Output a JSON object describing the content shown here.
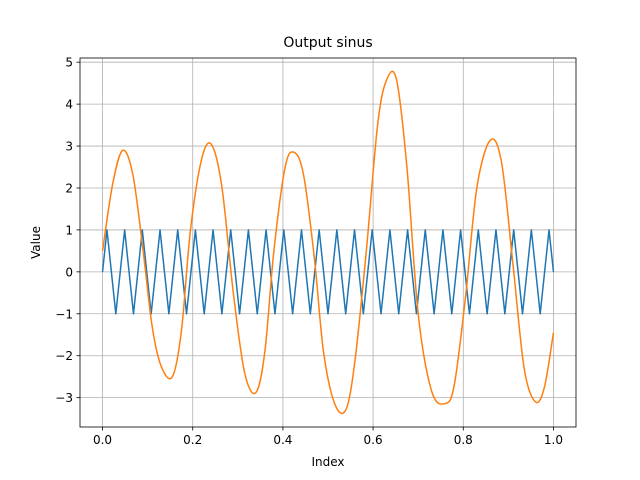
{
  "chart_data": {
    "type": "line",
    "title": "Output sinus",
    "xlabel": "Index",
    "ylabel": "Value",
    "xlim": [
      -0.05,
      1.05
    ],
    "ylim": [
      -3.7,
      5.1
    ],
    "xticks": [
      0.0,
      0.2,
      0.4,
      0.6,
      0.8,
      1.0
    ],
    "xtick_labels": [
      "0.0",
      "0.2",
      "0.4",
      "0.6",
      "0.8",
      "1.0"
    ],
    "yticks": [
      -3,
      -2,
      -1,
      0,
      1,
      2,
      3,
      4,
      5
    ],
    "ytick_labels": [
      "−3",
      "−2",
      "−1",
      "0",
      "1",
      "2",
      "3",
      "4",
      "5"
    ],
    "grid": true,
    "series": [
      {
        "color": "#1f77b4",
        "x": [
          0.0,
          0.0098,
          0.0294,
          0.049,
          0.0686,
          0.0882,
          0.1078,
          0.1275,
          0.1471,
          0.1667,
          0.1863,
          0.2059,
          0.2255,
          0.2451,
          0.2647,
          0.2843,
          0.3039,
          0.3235,
          0.3431,
          0.3627,
          0.3824,
          0.402,
          0.4216,
          0.4412,
          0.4608,
          0.4804,
          0.5,
          0.5196,
          0.5392,
          0.5588,
          0.5784,
          0.598,
          0.6176,
          0.6373,
          0.6569,
          0.6765,
          0.6961,
          0.7157,
          0.7353,
          0.7549,
          0.7745,
          0.7941,
          0.8137,
          0.8333,
          0.8529,
          0.8725,
          0.8922,
          0.9118,
          0.9314,
          0.951,
          0.9706,
          0.9902,
          1.0
        ],
        "y": [
          0,
          1,
          -1,
          1,
          -1,
          1,
          -1,
          1,
          -1,
          1,
          -1,
          1,
          -1,
          1,
          -1,
          1,
          -1,
          1,
          -1,
          1,
          -1,
          1,
          -1,
          1,
          -1,
          1,
          -1,
          1,
          -1,
          1,
          -1,
          1,
          -1,
          1,
          -1,
          1,
          -1,
          1,
          -1,
          1,
          -1,
          1,
          -1,
          1,
          -1,
          1,
          -1,
          1,
          -1,
          1,
          -1,
          1,
          0
        ]
      },
      {
        "color": "#ff7f0e",
        "x": [
          0.0,
          0.0225,
          0.045,
          0.0675,
          0.09,
          0.11,
          0.13,
          0.155,
          0.175,
          0.195,
          0.22,
          0.242,
          0.265,
          0.29,
          0.315,
          0.34,
          0.36,
          0.38,
          0.405,
          0.425,
          0.446,
          0.47,
          0.49,
          0.515,
          0.54,
          0.56,
          0.585,
          0.61,
          0.63,
          0.652,
          0.675,
          0.7,
          0.73,
          0.76,
          0.78,
          0.805,
          0.83,
          0.86,
          0.885,
          0.91,
          0.935,
          0.96,
          0.98,
          1.0
        ],
        "y": [
          0.5,
          2.1,
          2.9,
          2.3,
          0.5,
          -1.3,
          -2.25,
          -2.5,
          -1.4,
          1.0,
          2.7,
          3.03,
          2.0,
          -0.5,
          -2.4,
          -2.88,
          -1.9,
          0.5,
          2.5,
          2.85,
          2.3,
          0.3,
          -1.9,
          -3.15,
          -3.28,
          -2.1,
          0.5,
          3.5,
          4.58,
          4.58,
          2.5,
          -1.0,
          -2.85,
          -3.14,
          -2.7,
          -0.6,
          2.0,
          3.14,
          2.6,
          0.2,
          -2.3,
          -3.1,
          -2.75,
          -1.45
        ]
      }
    ]
  }
}
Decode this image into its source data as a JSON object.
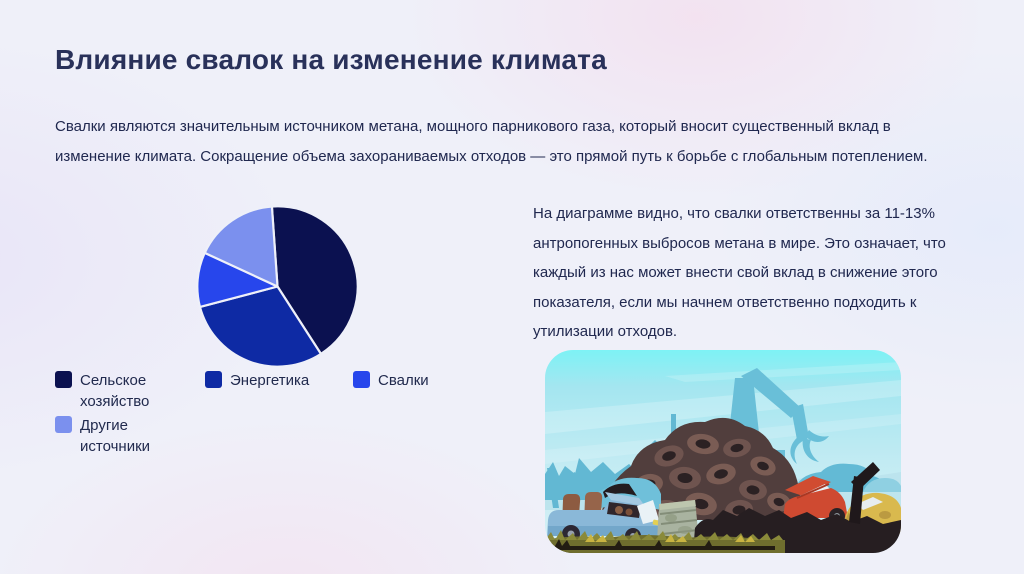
{
  "slide": {
    "title": "Влияние свалок на изменение климата",
    "intro": "Свалки являются значительным источником метана, мощного парникового газа, который вносит существенный вклад в изменение климата. Сокращение объема захораниваемых отходов — это прямой путь к борьбе с глобальным потеплением.",
    "side_text": "На диаграмме видно, что свалки ответственны за 11-13% антропогенных выбросов метана в мире. Это означает, что каждый из нас может внести свой вклад в снижение этого показателя, если мы начнем ответственно подходить к утилизации отходов."
  },
  "chart_data": {
    "type": "pie",
    "title": "",
    "categories": [
      "Сельское хозяйство",
      "Энергетика",
      "Свалки",
      "Другие источники"
    ],
    "values": [
      42,
      30,
      11,
      17
    ],
    "unit": "%",
    "colors": [
      "#0b1150",
      "#0e2aa4",
      "#2746ec",
      "#7b90ee"
    ],
    "start_angle_deg": -4,
    "direction": "clockwise",
    "legend_position": "bottom-left"
  },
  "illustration": {
    "name": "junkyard-scene"
  }
}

> Exercise requirements: Copy the records above exactly. The pictures are not part of the copy.

> Exercise result:
Output a JSON object describing the content shown here.
{
  "chart_data": {
    "type": "line",
    "title": "Output sinus",
    "xlabel": "Index",
    "ylabel": "Value",
    "xlim": [
      -0.05,
      1.05
    ],
    "ylim": [
      -3.7,
      5.1
    ],
    "xticks": [
      0.0,
      0.2,
      0.4,
      0.6,
      0.8,
      1.0
    ],
    "xtick_labels": [
      "0.0",
      "0.2",
      "0.4",
      "0.6",
      "0.8",
      "1.0"
    ],
    "yticks": [
      -3,
      -2,
      -1,
      0,
      1,
      2,
      3,
      4,
      5
    ],
    "ytick_labels": [
      "−3",
      "−2",
      "−1",
      "0",
      "1",
      "2",
      "3",
      "4",
      "5"
    ],
    "grid": true,
    "series": [
      {
        "color": "#1f77b4",
        "x": [
          0.0,
          0.0098,
          0.0294,
          0.049,
          0.0686,
          0.0882,
          0.1078,
          0.1275,
          0.1471,
          0.1667,
          0.1863,
          0.2059,
          0.2255,
          0.2451,
          0.2647,
          0.2843,
          0.3039,
          0.3235,
          0.3431,
          0.3627,
          0.3824,
          0.402,
          0.4216,
          0.4412,
          0.4608,
          0.4804,
          0.5,
          0.5196,
          0.5392,
          0.5588,
          0.5784,
          0.598,
          0.6176,
          0.6373,
          0.6569,
          0.6765,
          0.6961,
          0.7157,
          0.7353,
          0.7549,
          0.7745,
          0.7941,
          0.8137,
          0.8333,
          0.8529,
          0.8725,
          0.8922,
          0.9118,
          0.9314,
          0.951,
          0.9706,
          0.9902,
          1.0
        ],
        "y": [
          0,
          1,
          -1,
          1,
          -1,
          1,
          -1,
          1,
          -1,
          1,
          -1,
          1,
          -1,
          1,
          -1,
          1,
          -1,
          1,
          -1,
          1,
          -1,
          1,
          -1,
          1,
          -1,
          1,
          -1,
          1,
          -1,
          1,
          -1,
          1,
          -1,
          1,
          -1,
          1,
          -1,
          1,
          -1,
          1,
          -1,
          1,
          -1,
          1,
          -1,
          1,
          -1,
          1,
          -1,
          1,
          -1,
          1,
          0
        ]
      },
      {
        "color": "#ff7f0e",
        "x": [
          0.0,
          0.0225,
          0.045,
          0.0675,
          0.09,
          0.11,
          0.13,
          0.155,
          0.175,
          0.195,
          0.22,
          0.242,
          0.265,
          0.29,
          0.315,
          0.34,
          0.36,
          0.38,
          0.405,
          0.425,
          0.446,
          0.47,
          0.49,
          0.515,
          0.54,
          0.56,
          0.585,
          0.61,
          0.63,
          0.652,
          0.675,
          0.7,
          0.73,
          0.76,
          0.78,
          0.805,
          0.83,
          0.86,
          0.885,
          0.91,
          0.935,
          0.96,
          0.98,
          1.0
        ],
        "y": [
          0.5,
          2.1,
          2.9,
          2.3,
          0.5,
          -1.3,
          -2.25,
          -2.5,
          -1.4,
          1.0,
          2.7,
          3.03,
          2.0,
          -0.5,
          -2.4,
          -2.88,
          -1.9,
          0.5,
          2.5,
          2.85,
          2.3,
          0.3,
          -1.9,
          -3.15,
          -3.28,
          -2.1,
          0.5,
          3.5,
          4.58,
          4.58,
          2.5,
          -1.0,
          -2.85,
          -3.14,
          -2.7,
          -0.6,
          2.0,
          3.14,
          2.6,
          0.2,
          -2.3,
          -3.1,
          -2.75,
          -1.45
        ]
      }
    ]
  }
}
Decode this image into its source data as a JSON object.
{
  "slide": {
    "title": "Влияние свалок на изменение климата",
    "intro": "Свалки являются значительным источником метана, мощного парникового газа, который вносит существенный вклад в изменение климата. Сокращение объема захораниваемых отходов — это прямой путь к борьбе с глобальным потеплением.",
    "side_text": "На диаграмме видно, что свалки ответственны за 11-13% антропогенных выбросов метана в мире. Это означает, что каждый из нас может внести свой вклад в снижение этого показателя, если мы начнем ответственно подходить к утилизации отходов."
  },
  "chart_data": {
    "type": "pie",
    "title": "",
    "categories": [
      "Сельское хозяйство",
      "Энергетика",
      "Свалки",
      "Другие источники"
    ],
    "values": [
      42,
      30,
      11,
      17
    ],
    "unit": "%",
    "colors": [
      "#0b1150",
      "#0e2aa4",
      "#2746ec",
      "#7b90ee"
    ],
    "start_angle_deg": -4,
    "direction": "clockwise",
    "legend_position": "bottom-left"
  },
  "illustration": {
    "name": "junkyard-scene"
  }
}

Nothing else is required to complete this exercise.